▶ Stated task
Exclude the pictures, then repeat the remaining data exactly.

▶ Data supplied

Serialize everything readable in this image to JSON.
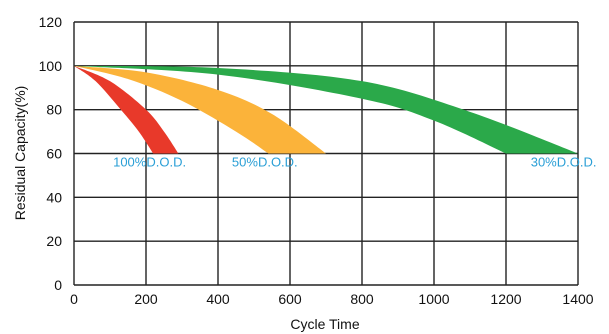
{
  "chart_data": {
    "type": "area",
    "title": "",
    "xlabel": "Cycle Time",
    "ylabel": "Residual Capacity(%)",
    "xlim": [
      0,
      1400
    ],
    "ylim": [
      0,
      120
    ],
    "xticks": [
      "0",
      "200",
      "400",
      "600",
      "800",
      "1000",
      "1200",
      "1400"
    ],
    "yticks": [
      "0",
      "20",
      "40",
      "60",
      "80",
      "100",
      "120"
    ],
    "grid": true,
    "label_color": "#2a9fd6",
    "series": [
      {
        "name": "100%D.O.D.",
        "color": "#e8392a",
        "upper": [
          [
            0,
            100
          ],
          [
            100,
            93
          ],
          [
            200,
            80
          ],
          [
            250,
            70
          ],
          [
            290,
            60
          ]
        ],
        "lower": [
          [
            0,
            100
          ],
          [
            60,
            93
          ],
          [
            130,
            80
          ],
          [
            180,
            70
          ],
          [
            220,
            60
          ]
        ]
      },
      {
        "name": "50%D.O.D.",
        "color": "#fbb33a",
        "upper": [
          [
            0,
            100
          ],
          [
            200,
            97
          ],
          [
            400,
            89
          ],
          [
            550,
            78
          ],
          [
            700,
            60
          ]
        ],
        "lower": [
          [
            0,
            100
          ],
          [
            150,
            94
          ],
          [
            300,
            84
          ],
          [
            450,
            70
          ],
          [
            540,
            60
          ]
        ]
      },
      {
        "name": "30%D.O.D.",
        "color": "#2ba94a",
        "upper": [
          [
            0,
            100
          ],
          [
            400,
            99
          ],
          [
            800,
            93
          ],
          [
            1100,
            79
          ],
          [
            1400,
            60
          ]
        ],
        "lower": [
          [
            0,
            100
          ],
          [
            400,
            96
          ],
          [
            800,
            85
          ],
          [
            1000,
            75
          ],
          [
            1200,
            60
          ]
        ]
      }
    ]
  }
}
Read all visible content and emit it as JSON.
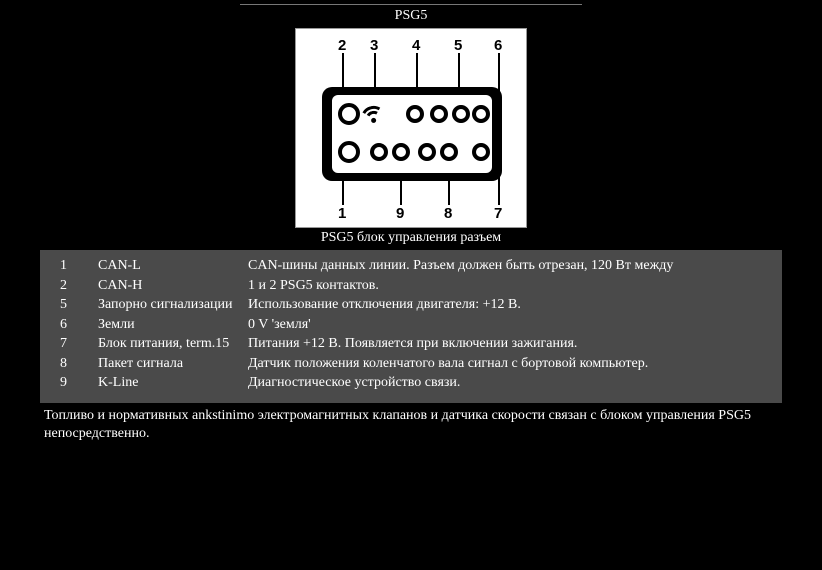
{
  "title": "PSG5",
  "caption": "PSG5 блок управления разъем",
  "diagram": {
    "top_labels": [
      "2",
      "3",
      "4",
      "5",
      "6"
    ],
    "bottom_labels": [
      "1",
      "9",
      "8",
      "7"
    ]
  },
  "rows": [
    {
      "num": "1",
      "name": "CAN-L",
      "desc": "CAN-шины данных линии. Разъем должен быть отрезан, 120 Вт между"
    },
    {
      "num": "2",
      "name": "CAN-H",
      "desc": "1 и 2 PSG5 контактов."
    },
    {
      "num": "5",
      "name": "Запорно сигнализации",
      "desc": "Использование отключения двигателя: +12 В."
    },
    {
      "num": "6",
      "name": "Земли",
      "desc": "0 V 'земля'"
    },
    {
      "num": "7",
      "name": "Блок питания, term.15",
      "desc": "Питания +12 В. Появляется при включении зажигания."
    },
    {
      "num": "8",
      "name": "Пакет сигнала",
      "desc": "Датчик положения коленчатого вала сигнал с бортовой компьютер."
    },
    {
      "num": "9",
      "name": "K-Line",
      "desc": "Диагностическое устройство связи."
    }
  ],
  "footer": "Топливо и нормативных ankstinimo электромагнитных клапанов и датчика скорости связан с блоком управления PSG5 непосредственно."
}
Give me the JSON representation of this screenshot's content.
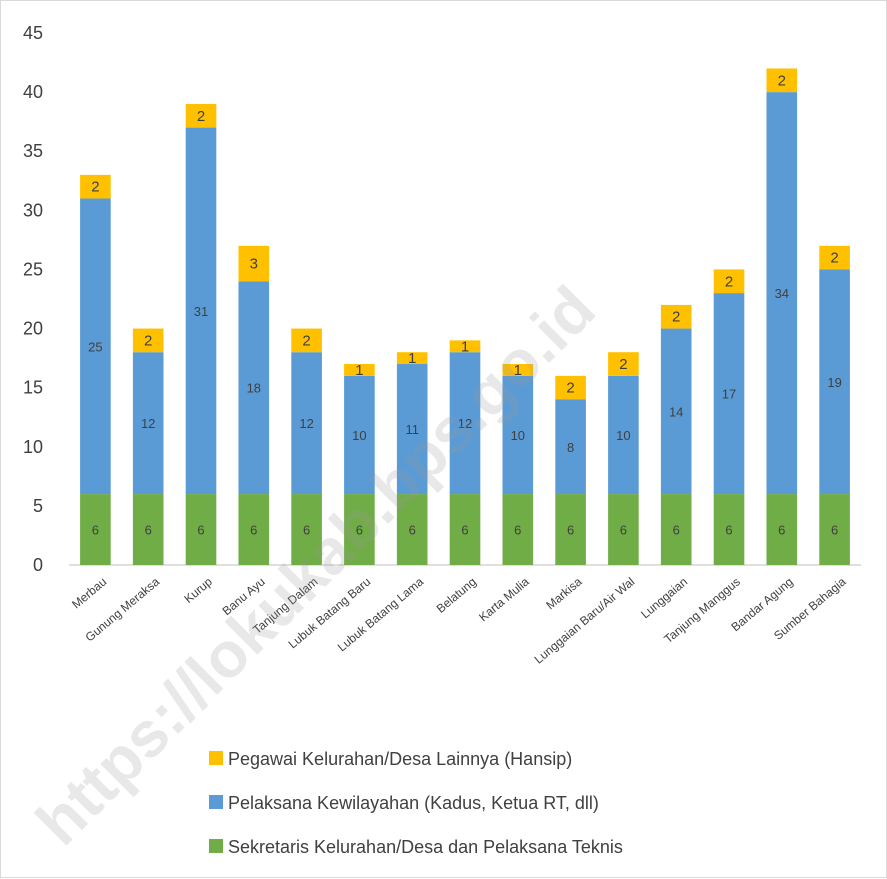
{
  "chart_data": {
    "type": "bar",
    "stacked": true,
    "categories": [
      "Merbau",
      "Gunung Meraksa",
      "Kurup",
      "Banu Ayu",
      "Tanjung Dalam",
      "Lubuk Batang Baru",
      "Lubuk Batang Lama",
      "Belatung",
      "Karta Mulia",
      "Markisa",
      "Lunggaian Baru/Air Wal",
      "Lunggaian",
      "Tanjung Manggus",
      "Bandar Agung",
      "Sumber Bahagia"
    ],
    "series": [
      {
        "name": "Sekretaris Kelurahan/Desa dan Pelaksana Teknis",
        "color": "#70ad47",
        "values": [
          6,
          6,
          6,
          6,
          6,
          6,
          6,
          6,
          6,
          6,
          6,
          6,
          6,
          6,
          6
        ]
      },
      {
        "name": "Pelaksana Kewilayahan (Kadus, Ketua RT, dll)",
        "color": "#5b9bd5",
        "values": [
          25,
          12,
          31,
          18,
          12,
          10,
          11,
          12,
          10,
          8,
          10,
          14,
          17,
          34,
          19
        ]
      },
      {
        "name": "Pegawai Kelurahan/Desa Lainnya  (Hansip)",
        "color": "#ffc000",
        "values": [
          2,
          2,
          2,
          3,
          2,
          1,
          1,
          1,
          1,
          2,
          2,
          2,
          2,
          2,
          2
        ]
      }
    ],
    "ylim": [
      0,
      45
    ],
    "yticks": [
      0,
      5,
      10,
      15,
      20,
      25,
      30,
      35,
      40,
      45
    ],
    "title": "",
    "xlabel": "",
    "ylabel": "",
    "grid": false,
    "legend_position": "bottom",
    "legend_order": [
      2,
      1,
      0
    ]
  },
  "watermark": "https://lokukab.bps.go.id"
}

▶ The response
Serialize everything readable in this image to JSON.
{
  "chart_data": {
    "type": "area",
    "title": "",
    "xlabel": "Cycle Time",
    "ylabel": "Residual Capacity(%)",
    "xlim": [
      0,
      1400
    ],
    "ylim": [
      0,
      120
    ],
    "xticks": [
      "0",
      "200",
      "400",
      "600",
      "800",
      "1000",
      "1200",
      "1400"
    ],
    "yticks": [
      "0",
      "20",
      "40",
      "60",
      "80",
      "100",
      "120"
    ],
    "grid": true,
    "label_color": "#2a9fd6",
    "series": [
      {
        "name": "100%D.O.D.",
        "color": "#e8392a",
        "upper": [
          [
            0,
            100
          ],
          [
            100,
            93
          ],
          [
            200,
            80
          ],
          [
            250,
            70
          ],
          [
            290,
            60
          ]
        ],
        "lower": [
          [
            0,
            100
          ],
          [
            60,
            93
          ],
          [
            130,
            80
          ],
          [
            180,
            70
          ],
          [
            220,
            60
          ]
        ]
      },
      {
        "name": "50%D.O.D.",
        "color": "#fbb33a",
        "upper": [
          [
            0,
            100
          ],
          [
            200,
            97
          ],
          [
            400,
            89
          ],
          [
            550,
            78
          ],
          [
            700,
            60
          ]
        ],
        "lower": [
          [
            0,
            100
          ],
          [
            150,
            94
          ],
          [
            300,
            84
          ],
          [
            450,
            70
          ],
          [
            540,
            60
          ]
        ]
      },
      {
        "name": "30%D.O.D.",
        "color": "#2ba94a",
        "upper": [
          [
            0,
            100
          ],
          [
            400,
            99
          ],
          [
            800,
            93
          ],
          [
            1100,
            79
          ],
          [
            1400,
            60
          ]
        ],
        "lower": [
          [
            0,
            100
          ],
          [
            400,
            96
          ],
          [
            800,
            85
          ],
          [
            1000,
            75
          ],
          [
            1200,
            60
          ]
        ]
      }
    ]
  }
}
Read all visible content and emit it as JSON.
{
  "title": "PSG5",
  "caption": "PSG5 блок управления разъем",
  "diagram": {
    "top_labels": [
      "2",
      "3",
      "4",
      "5",
      "6"
    ],
    "bottom_labels": [
      "1",
      "9",
      "8",
      "7"
    ]
  },
  "rows": [
    {
      "num": "1",
      "name": "CAN-L",
      "desc": "CAN-шины данных линии. Разъем должен быть отрезан, 120 Вт между"
    },
    {
      "num": "2",
      "name": "CAN-H",
      "desc": "1 и 2 PSG5 контактов."
    },
    {
      "num": "5",
      "name": "Запорно сигнализации",
      "desc": "Использование отключения двигателя: +12 В."
    },
    {
      "num": "6",
      "name": "Земли",
      "desc": "0 V 'земля'"
    },
    {
      "num": "7",
      "name": "Блок питания, term.15",
      "desc": "Питания +12 В. Появляется при включении зажигания."
    },
    {
      "num": "8",
      "name": "Пакет сигнала",
      "desc": "Датчик положения коленчатого вала сигнал с бортовой компьютер."
    },
    {
      "num": "9",
      "name": "K-Line",
      "desc": "Диагностическое устройство связи."
    }
  ],
  "footer": "Топливо и нормативных ankstinimo электромагнитных клапанов и датчика скорости связан с блоком управления PSG5 непосредственно."
}
Give me the JSON representation of this screenshot's content.
{
  "chart_data": {
    "type": "bar",
    "stacked": true,
    "categories": [
      "Merbau",
      "Gunung Meraksa",
      "Kurup",
      "Banu Ayu",
      "Tanjung Dalam",
      "Lubuk Batang Baru",
      "Lubuk Batang Lama",
      "Belatung",
      "Karta Mulia",
      "Markisa",
      "Lunggaian Baru/Air Wal",
      "Lunggaian",
      "Tanjung Manggus",
      "Bandar Agung",
      "Sumber Bahagia"
    ],
    "series": [
      {
        "name": "Sekretaris Kelurahan/Desa dan Pelaksana Teknis",
        "color": "#70ad47",
        "values": [
          6,
          6,
          6,
          6,
          6,
          6,
          6,
          6,
          6,
          6,
          6,
          6,
          6,
          6,
          6
        ]
      },
      {
        "name": "Pelaksana Kewilayahan (Kadus, Ketua RT, dll)",
        "color": "#5b9bd5",
        "values": [
          25,
          12,
          31,
          18,
          12,
          10,
          11,
          12,
          10,
          8,
          10,
          14,
          17,
          34,
          19
        ]
      },
      {
        "name": "Pegawai Kelurahan/Desa Lainnya  (Hansip)",
        "color": "#ffc000",
        "values": [
          2,
          2,
          2,
          3,
          2,
          1,
          1,
          1,
          1,
          2,
          2,
          2,
          2,
          2,
          2
        ]
      }
    ],
    "ylim": [
      0,
      45
    ],
    "yticks": [
      0,
      5,
      10,
      15,
      20,
      25,
      30,
      35,
      40,
      45
    ],
    "title": "",
    "xlabel": "",
    "ylabel": "",
    "grid": false,
    "legend_position": "bottom",
    "legend_order": [
      2,
      1,
      0
    ]
  },
  "watermark": "https://lokukab.bps.go.id"
}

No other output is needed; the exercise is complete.